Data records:
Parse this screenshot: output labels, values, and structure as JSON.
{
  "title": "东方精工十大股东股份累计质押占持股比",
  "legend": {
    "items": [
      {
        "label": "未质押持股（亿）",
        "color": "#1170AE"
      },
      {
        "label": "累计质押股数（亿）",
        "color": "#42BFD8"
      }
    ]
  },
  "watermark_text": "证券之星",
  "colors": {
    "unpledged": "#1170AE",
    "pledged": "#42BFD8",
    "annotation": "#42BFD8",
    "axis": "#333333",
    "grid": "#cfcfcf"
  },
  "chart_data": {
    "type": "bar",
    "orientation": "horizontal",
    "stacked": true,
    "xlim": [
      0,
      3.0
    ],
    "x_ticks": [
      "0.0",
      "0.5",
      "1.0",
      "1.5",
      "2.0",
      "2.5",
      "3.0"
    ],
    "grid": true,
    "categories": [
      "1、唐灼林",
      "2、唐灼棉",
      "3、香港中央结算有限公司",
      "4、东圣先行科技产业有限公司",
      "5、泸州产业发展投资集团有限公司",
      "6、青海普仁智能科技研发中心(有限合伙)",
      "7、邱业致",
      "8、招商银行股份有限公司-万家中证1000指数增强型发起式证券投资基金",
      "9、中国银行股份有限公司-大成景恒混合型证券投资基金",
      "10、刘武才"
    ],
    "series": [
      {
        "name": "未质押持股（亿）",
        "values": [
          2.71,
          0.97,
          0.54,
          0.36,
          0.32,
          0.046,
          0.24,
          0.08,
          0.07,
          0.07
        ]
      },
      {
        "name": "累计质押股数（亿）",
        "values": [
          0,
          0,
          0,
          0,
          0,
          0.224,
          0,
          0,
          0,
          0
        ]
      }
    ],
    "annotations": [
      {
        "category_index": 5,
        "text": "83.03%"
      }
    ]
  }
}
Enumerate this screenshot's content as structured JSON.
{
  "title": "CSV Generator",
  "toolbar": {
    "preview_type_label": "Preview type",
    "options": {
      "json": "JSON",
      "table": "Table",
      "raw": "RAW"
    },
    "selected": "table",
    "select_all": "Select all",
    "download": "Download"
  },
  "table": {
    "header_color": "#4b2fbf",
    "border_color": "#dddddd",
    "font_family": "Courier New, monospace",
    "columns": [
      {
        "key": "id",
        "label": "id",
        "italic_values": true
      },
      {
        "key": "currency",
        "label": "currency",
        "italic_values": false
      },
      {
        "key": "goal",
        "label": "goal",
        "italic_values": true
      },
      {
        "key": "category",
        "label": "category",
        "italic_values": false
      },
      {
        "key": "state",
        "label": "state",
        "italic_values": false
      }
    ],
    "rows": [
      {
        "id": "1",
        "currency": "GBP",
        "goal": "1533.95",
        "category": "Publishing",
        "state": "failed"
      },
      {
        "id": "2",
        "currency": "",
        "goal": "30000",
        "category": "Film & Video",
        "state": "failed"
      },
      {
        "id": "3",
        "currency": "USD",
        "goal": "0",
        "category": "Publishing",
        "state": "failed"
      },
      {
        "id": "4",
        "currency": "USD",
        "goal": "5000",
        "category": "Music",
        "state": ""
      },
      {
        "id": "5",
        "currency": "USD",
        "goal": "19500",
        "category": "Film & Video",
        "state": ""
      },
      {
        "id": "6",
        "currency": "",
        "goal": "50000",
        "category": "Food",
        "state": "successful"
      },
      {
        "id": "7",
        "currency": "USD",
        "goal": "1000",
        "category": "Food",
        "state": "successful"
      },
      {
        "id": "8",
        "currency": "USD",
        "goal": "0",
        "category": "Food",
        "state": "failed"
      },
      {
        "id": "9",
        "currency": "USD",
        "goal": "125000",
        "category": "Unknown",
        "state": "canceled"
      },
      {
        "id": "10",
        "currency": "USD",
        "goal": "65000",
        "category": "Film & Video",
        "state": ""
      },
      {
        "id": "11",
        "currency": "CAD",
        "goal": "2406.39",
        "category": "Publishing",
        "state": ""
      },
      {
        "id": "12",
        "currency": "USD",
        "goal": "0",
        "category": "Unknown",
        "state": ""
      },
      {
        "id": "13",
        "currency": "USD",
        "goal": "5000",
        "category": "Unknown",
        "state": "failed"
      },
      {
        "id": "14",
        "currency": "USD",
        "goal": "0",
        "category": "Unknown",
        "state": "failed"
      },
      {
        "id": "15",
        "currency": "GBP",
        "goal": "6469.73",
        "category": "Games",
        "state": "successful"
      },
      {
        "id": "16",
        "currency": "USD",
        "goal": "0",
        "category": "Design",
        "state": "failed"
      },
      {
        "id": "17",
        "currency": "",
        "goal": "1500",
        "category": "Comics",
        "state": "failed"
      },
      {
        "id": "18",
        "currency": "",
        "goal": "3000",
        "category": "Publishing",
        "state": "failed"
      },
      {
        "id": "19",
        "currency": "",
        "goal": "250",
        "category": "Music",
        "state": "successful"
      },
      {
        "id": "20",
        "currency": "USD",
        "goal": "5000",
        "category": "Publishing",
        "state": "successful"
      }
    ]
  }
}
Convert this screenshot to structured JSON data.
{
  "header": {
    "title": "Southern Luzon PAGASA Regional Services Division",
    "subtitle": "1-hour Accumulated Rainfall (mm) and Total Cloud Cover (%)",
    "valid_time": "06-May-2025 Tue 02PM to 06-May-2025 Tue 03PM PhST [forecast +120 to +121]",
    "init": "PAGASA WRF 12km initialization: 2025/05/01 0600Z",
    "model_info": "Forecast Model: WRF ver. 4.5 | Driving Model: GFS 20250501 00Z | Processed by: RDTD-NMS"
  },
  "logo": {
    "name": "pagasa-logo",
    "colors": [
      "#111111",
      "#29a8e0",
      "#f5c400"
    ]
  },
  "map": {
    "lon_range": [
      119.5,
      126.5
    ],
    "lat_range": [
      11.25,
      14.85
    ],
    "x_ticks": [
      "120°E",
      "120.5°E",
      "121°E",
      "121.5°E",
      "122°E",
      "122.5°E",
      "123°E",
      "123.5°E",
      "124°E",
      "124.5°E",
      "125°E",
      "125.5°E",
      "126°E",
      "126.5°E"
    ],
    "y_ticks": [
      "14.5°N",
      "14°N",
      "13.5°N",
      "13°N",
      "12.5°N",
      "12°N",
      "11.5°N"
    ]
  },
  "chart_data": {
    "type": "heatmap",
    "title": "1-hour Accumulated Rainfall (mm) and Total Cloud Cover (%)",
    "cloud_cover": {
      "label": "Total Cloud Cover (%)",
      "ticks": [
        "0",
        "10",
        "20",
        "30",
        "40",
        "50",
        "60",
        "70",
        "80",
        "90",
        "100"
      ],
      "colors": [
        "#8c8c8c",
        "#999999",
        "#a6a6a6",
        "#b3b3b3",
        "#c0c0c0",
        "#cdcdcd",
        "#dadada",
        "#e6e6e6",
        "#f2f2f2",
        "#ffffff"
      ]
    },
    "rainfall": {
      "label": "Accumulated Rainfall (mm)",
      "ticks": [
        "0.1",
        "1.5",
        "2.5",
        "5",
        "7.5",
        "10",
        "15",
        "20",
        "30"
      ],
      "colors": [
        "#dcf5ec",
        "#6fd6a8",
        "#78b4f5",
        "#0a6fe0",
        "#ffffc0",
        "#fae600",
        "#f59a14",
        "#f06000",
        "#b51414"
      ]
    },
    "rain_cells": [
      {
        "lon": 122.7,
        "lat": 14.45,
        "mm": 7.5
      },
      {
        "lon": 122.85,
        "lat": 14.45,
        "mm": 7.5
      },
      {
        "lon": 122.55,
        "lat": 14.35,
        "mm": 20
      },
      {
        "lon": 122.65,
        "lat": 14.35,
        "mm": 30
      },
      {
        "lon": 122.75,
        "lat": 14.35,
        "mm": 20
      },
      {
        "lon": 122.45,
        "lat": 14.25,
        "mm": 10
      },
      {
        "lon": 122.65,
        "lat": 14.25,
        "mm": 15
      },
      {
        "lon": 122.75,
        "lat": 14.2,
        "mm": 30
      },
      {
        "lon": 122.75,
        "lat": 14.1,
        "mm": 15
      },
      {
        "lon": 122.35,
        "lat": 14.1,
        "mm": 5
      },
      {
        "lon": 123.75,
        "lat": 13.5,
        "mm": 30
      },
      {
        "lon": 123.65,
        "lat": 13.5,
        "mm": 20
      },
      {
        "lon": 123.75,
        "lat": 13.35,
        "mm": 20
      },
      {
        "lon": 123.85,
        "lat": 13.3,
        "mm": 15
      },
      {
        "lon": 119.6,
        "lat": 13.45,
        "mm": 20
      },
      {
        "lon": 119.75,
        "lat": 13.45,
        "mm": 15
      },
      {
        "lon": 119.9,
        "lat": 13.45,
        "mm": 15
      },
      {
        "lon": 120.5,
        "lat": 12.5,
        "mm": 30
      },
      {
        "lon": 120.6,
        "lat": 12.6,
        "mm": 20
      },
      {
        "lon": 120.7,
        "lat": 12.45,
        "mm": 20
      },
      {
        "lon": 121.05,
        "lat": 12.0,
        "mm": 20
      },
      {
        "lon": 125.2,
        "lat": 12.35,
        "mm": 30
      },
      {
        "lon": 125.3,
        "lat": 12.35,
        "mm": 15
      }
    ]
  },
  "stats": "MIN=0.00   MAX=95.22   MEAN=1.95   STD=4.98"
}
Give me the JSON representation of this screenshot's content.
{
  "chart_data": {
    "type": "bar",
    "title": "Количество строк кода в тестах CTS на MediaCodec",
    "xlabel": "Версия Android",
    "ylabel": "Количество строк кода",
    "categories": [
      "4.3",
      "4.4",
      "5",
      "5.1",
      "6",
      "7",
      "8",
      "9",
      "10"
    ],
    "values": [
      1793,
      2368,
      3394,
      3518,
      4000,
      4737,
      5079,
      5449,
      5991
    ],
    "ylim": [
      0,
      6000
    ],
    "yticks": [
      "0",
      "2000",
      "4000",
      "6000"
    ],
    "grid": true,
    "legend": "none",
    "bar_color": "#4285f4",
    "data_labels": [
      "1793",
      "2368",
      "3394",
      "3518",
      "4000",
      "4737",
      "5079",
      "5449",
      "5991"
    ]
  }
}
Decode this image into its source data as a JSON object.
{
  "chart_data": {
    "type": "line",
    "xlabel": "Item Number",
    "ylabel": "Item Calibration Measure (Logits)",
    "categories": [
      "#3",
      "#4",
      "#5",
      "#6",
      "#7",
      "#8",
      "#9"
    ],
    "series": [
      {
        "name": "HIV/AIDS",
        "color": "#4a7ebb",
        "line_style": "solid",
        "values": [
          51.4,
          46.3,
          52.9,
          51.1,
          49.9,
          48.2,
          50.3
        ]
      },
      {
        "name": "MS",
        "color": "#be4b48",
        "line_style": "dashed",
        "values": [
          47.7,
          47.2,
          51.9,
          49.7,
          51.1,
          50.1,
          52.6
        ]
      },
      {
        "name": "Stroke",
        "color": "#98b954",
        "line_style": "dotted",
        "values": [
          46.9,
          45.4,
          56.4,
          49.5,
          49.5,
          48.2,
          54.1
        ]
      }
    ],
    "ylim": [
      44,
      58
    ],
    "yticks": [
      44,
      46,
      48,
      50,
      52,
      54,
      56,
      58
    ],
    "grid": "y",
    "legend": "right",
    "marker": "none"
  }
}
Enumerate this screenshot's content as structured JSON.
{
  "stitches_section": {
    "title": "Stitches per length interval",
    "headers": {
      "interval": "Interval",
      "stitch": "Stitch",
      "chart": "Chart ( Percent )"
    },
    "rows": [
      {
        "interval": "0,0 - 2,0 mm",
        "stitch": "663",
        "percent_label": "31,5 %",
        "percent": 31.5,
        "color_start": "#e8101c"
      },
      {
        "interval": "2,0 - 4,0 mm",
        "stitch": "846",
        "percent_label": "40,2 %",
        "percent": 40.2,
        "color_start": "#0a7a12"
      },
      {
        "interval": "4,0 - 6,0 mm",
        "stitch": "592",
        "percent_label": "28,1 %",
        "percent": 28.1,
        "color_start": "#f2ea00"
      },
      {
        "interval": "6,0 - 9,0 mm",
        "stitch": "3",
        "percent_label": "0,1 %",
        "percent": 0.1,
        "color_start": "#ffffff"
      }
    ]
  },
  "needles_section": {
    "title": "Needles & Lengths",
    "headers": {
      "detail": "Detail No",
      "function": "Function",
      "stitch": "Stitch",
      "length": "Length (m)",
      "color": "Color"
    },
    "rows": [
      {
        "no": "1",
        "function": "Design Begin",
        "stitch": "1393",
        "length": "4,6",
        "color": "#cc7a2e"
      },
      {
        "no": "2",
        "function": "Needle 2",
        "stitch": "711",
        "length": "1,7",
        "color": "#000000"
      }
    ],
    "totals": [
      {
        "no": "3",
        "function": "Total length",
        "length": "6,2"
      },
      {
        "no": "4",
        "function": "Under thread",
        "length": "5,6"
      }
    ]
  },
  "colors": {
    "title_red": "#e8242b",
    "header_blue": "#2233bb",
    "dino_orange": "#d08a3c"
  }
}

▶ [TASK OBJECTIVE] Report how many lines contain "hour". Give nothing but the number.

▶ [EXERCISE ANSWER] 2